§ Exercise task: Repeat everything in the material exactly.

§ Record excerpts:
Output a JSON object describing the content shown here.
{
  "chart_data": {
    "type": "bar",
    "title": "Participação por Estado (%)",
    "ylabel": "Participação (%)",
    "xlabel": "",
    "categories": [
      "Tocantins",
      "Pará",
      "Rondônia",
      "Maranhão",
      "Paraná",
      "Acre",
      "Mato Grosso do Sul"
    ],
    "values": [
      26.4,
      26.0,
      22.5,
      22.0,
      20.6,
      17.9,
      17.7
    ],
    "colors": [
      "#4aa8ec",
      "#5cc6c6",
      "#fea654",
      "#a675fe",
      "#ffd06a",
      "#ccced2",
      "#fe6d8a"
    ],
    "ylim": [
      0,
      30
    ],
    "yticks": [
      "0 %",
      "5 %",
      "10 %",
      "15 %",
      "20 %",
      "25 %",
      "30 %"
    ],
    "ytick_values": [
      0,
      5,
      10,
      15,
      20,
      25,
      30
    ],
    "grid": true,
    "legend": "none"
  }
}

§ Result:
Output a JSON object describing the content shown here.
{
  "chart_data": {
    "type": "bar",
    "title": "Participação por Estado (%)",
    "ylabel": "Participação (%)",
    "xlabel": "",
    "categories": [
      "Tocantins",
      "Pará",
      "Rondônia",
      "Maranhão",
      "Paraná",
      "Acre",
      "Mato Grosso do Sul"
    ],
    "values": [
      26.4,
      26.0,
      22.5,
      22.0,
      20.6,
      17.9,
      17.7
    ],
    "colors": [
      "#4aa8ec",
      "#5cc6c6",
      "#fea654",
      "#a675fe",
      "#ffd06a",
      "#ccced2",
      "#fe6d8a"
    ],
    "ylim": [
      0,
      30
    ],
    "yticks": [
      "0 %",
      "5 %",
      "10 %",
      "15 %",
      "20 %",
      "25 %",
      "30 %"
    ],
    "ytick_values": [
      0,
      5,
      10,
      15,
      20,
      25,
      30
    ],
    "grid": true,
    "legend": "none"
  }
}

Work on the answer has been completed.